▸ What the task requires
Copy out every line exactly as given.

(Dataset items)
****************************************

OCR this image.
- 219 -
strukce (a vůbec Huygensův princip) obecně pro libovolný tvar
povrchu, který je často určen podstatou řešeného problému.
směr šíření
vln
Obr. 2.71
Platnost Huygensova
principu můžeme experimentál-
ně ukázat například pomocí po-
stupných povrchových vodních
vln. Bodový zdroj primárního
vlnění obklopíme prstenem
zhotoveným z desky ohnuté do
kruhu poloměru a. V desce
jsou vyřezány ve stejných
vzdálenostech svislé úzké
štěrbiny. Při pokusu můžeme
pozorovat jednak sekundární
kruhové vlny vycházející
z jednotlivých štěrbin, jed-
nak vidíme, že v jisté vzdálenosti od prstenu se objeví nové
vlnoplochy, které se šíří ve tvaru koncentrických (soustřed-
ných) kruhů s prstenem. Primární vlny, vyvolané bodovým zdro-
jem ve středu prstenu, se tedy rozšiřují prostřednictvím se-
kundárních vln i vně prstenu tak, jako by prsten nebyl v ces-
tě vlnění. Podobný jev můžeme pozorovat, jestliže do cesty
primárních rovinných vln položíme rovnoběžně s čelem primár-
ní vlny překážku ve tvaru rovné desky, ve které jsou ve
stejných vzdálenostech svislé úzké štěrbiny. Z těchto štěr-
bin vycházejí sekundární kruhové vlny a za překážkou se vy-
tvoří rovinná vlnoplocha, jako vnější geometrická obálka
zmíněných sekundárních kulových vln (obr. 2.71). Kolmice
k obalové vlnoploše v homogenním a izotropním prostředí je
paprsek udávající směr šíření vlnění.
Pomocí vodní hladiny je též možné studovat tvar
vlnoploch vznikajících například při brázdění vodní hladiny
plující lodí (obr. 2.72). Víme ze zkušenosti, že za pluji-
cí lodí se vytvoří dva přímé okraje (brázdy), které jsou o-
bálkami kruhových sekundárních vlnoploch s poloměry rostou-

****************************************

▸ Exercise output
OCR this image.
- 219 -
strukce (a vůbec Huygensův princip) obecně pro libovolný tvar
povrchu, který je často určen podstatou řešeného problému.
směr šíření
vln
Obr. 2.71
Platnost Huygensova
principu můžeme experimentál-
ně ukázat například pomocí po-
stupných povrchových vodních
vln. Bodový zdroj primárního
vlnění obklopíme prstenem
zhotoveným z desky ohnuté do
kruhu poloměru a. V desce
jsou vyřezány ve stejných
vzdálenostech svislé úzké
štěrbiny. Při pokusu můžeme
pozorovat jednak sekundární
kruhové vlny vycházející
z jednotlivých štěrbin, jed-
nak vidíme, že v jisté vzdálenosti od prstenu se objeví nové
vlnoplochy, které se šíří ve tvaru koncentrických (soustřed-
ných) kruhů s prstenem. Primární vlny, vyvolané bodovým zdro-
jem ve středu prstenu, se tedy rozšiřují prostřednictvím se-
kundárních vln i vně prstenu tak, jako by prsten nebyl v ces-
tě vlnění. Podobný jev můžeme pozorovat, jestliže do cesty
primárních rovinných vln položíme rovnoběžně s čelem primár-
ní vlny překážku ve tvaru rovné desky, ve které jsou ve
stejných vzdálenostech svislé úzké štěrbiny. Z těchto štěr-
bin vycházejí sekundární kruhové vlny a za překážkou se vy-
tvoří rovinná vlnoplocha, jako vnější geometrická obálka
zmíněných sekundárních kulových vln (obr. 2.71). Kolmice
k obalové vlnoploše v homogenním a izotropním prostředí je
paprsek udávající směr šíření vlnění.
Pomocí vodní hladiny je též možné studovat tvar
vlnoploch vznikajících například při brázdění vodní hladiny
plující lodí (obr. 2.72). Víme ze zkušenosti, že za pluji-
cí lodí se vytvoří dva přímé okraje (brázdy), které jsou o-
bálkami kruhových sekundárních vlnoploch s poloměry rostou-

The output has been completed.